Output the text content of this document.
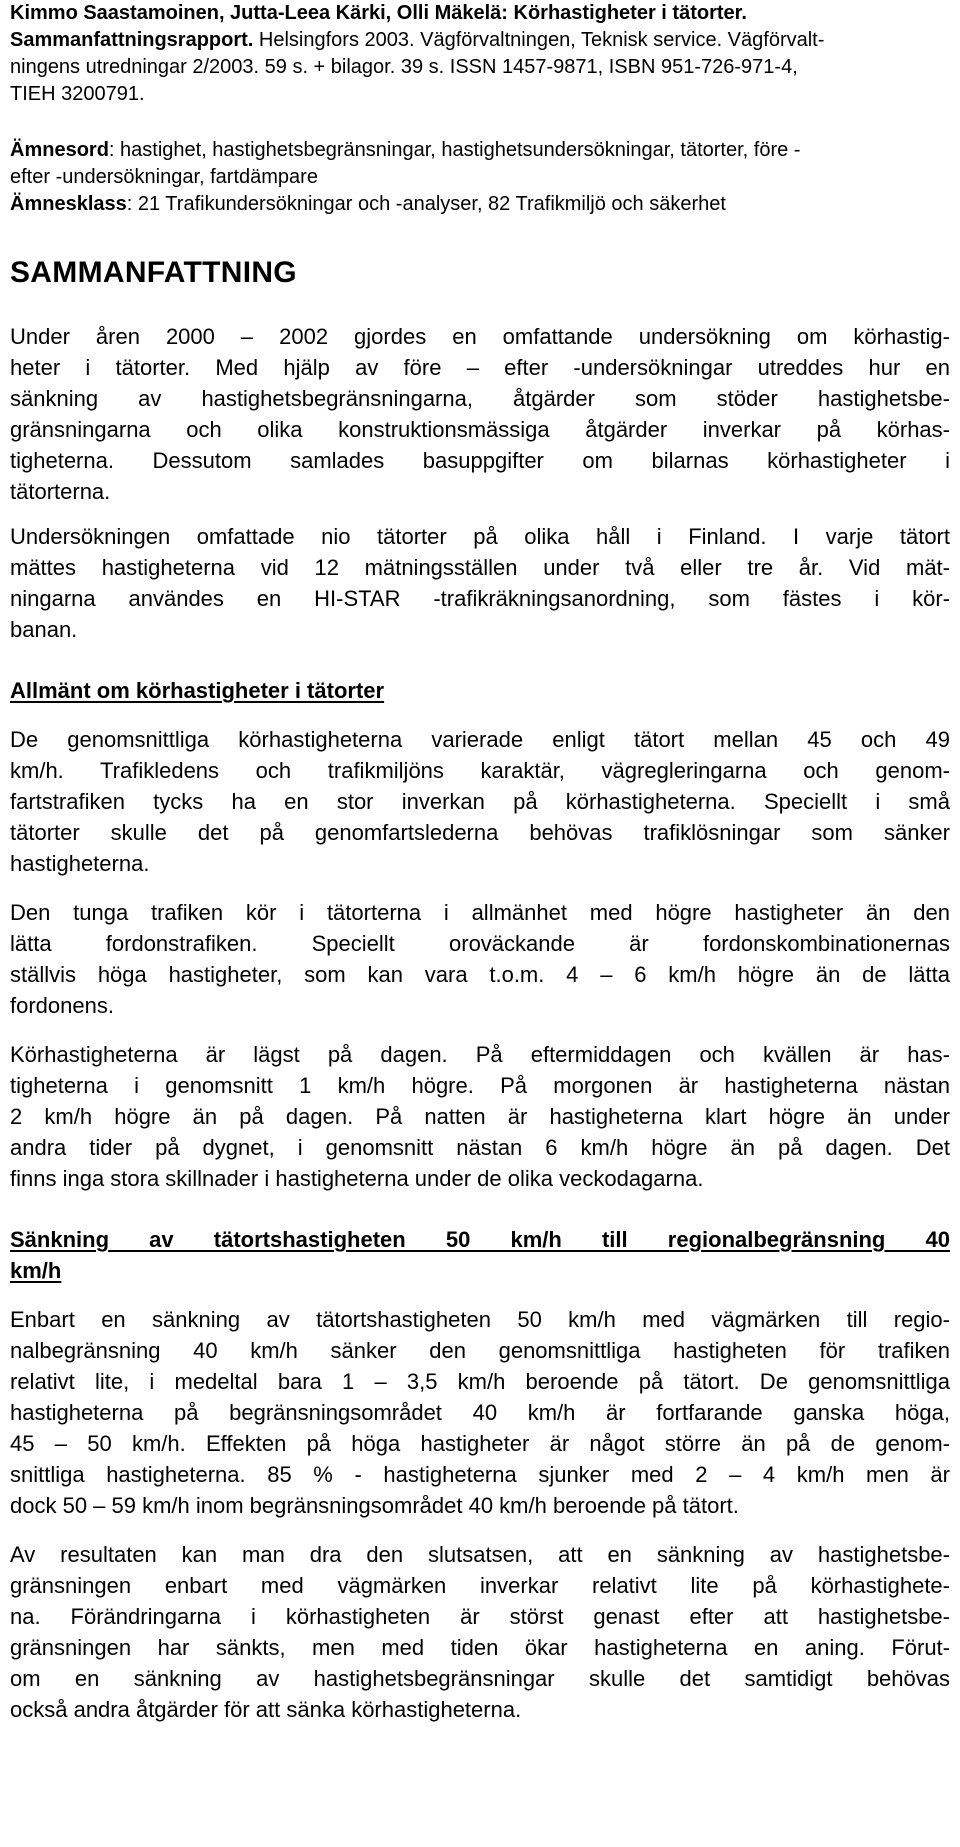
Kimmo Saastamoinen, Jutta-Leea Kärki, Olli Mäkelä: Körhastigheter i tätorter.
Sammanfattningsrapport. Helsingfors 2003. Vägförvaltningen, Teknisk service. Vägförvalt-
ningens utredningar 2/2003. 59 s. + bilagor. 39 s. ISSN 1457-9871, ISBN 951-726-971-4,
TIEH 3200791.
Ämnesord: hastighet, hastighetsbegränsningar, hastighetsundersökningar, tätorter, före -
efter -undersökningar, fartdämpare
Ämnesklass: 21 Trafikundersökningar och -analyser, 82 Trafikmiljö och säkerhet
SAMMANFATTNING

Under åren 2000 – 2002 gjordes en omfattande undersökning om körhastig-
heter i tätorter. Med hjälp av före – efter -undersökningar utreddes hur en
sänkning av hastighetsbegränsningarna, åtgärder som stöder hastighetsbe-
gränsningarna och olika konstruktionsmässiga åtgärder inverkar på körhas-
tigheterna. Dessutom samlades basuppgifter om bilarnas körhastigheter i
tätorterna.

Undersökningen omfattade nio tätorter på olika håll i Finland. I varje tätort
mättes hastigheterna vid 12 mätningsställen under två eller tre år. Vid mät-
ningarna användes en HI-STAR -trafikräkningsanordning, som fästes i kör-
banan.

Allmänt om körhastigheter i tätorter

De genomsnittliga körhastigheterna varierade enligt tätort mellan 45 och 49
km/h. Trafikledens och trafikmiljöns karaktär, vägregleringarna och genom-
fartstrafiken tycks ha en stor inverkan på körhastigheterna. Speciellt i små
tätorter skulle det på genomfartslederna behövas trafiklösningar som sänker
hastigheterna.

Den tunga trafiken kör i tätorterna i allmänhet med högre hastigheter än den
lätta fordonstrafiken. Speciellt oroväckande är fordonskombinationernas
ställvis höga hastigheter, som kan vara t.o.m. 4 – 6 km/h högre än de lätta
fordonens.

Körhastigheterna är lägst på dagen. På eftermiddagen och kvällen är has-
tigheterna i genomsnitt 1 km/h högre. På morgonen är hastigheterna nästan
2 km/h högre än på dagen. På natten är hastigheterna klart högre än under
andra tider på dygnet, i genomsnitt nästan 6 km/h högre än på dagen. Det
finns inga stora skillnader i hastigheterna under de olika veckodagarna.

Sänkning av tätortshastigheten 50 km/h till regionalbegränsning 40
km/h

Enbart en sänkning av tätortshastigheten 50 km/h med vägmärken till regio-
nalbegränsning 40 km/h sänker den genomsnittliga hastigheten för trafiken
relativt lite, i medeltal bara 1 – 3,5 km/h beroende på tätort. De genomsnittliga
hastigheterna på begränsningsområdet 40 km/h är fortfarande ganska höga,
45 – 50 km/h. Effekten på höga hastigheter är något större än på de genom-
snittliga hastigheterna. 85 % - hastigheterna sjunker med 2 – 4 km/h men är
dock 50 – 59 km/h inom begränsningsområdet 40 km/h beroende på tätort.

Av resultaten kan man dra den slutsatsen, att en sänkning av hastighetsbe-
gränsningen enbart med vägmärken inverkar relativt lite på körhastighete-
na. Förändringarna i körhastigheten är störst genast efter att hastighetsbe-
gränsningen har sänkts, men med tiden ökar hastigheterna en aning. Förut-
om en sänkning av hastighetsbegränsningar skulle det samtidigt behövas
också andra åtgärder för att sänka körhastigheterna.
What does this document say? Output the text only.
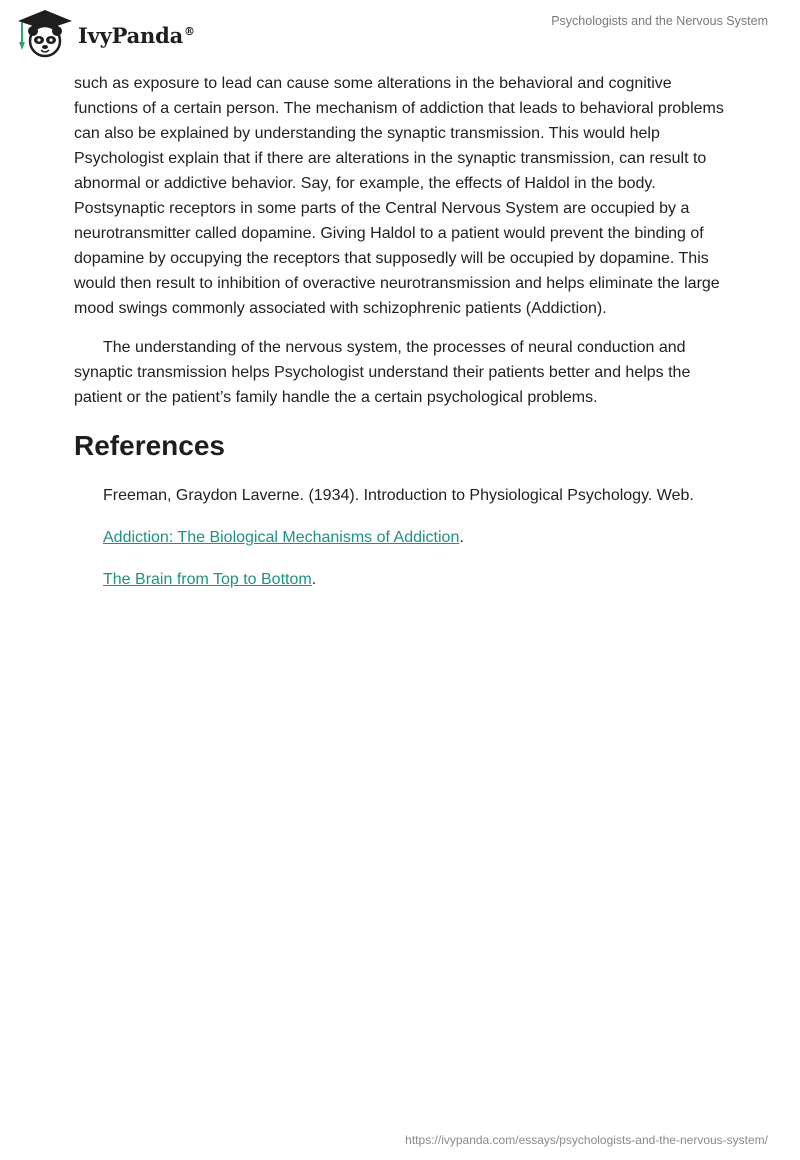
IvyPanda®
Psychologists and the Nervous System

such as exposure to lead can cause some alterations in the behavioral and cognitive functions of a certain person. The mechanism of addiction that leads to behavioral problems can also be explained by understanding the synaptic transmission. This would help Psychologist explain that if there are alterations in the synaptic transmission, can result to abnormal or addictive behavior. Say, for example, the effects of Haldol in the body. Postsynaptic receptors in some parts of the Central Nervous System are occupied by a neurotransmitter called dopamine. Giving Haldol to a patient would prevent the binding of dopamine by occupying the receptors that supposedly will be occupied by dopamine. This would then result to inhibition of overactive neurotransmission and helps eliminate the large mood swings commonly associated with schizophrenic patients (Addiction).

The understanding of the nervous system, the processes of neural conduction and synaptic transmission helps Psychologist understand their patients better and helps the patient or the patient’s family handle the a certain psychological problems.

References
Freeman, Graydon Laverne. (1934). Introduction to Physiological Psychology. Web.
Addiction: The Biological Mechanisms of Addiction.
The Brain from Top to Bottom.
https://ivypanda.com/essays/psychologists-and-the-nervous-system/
•••
**EXERCISE**
Within the records, filter for lines that contain the word "vägmärken" and show each one.

**TASK OUTPUT**
Enbart en sänkning av tätortshastigheten 50 km/h med vägmärken till regio-
gränsningen enbart med vägmärken inverkar relativt lite på körhastighete-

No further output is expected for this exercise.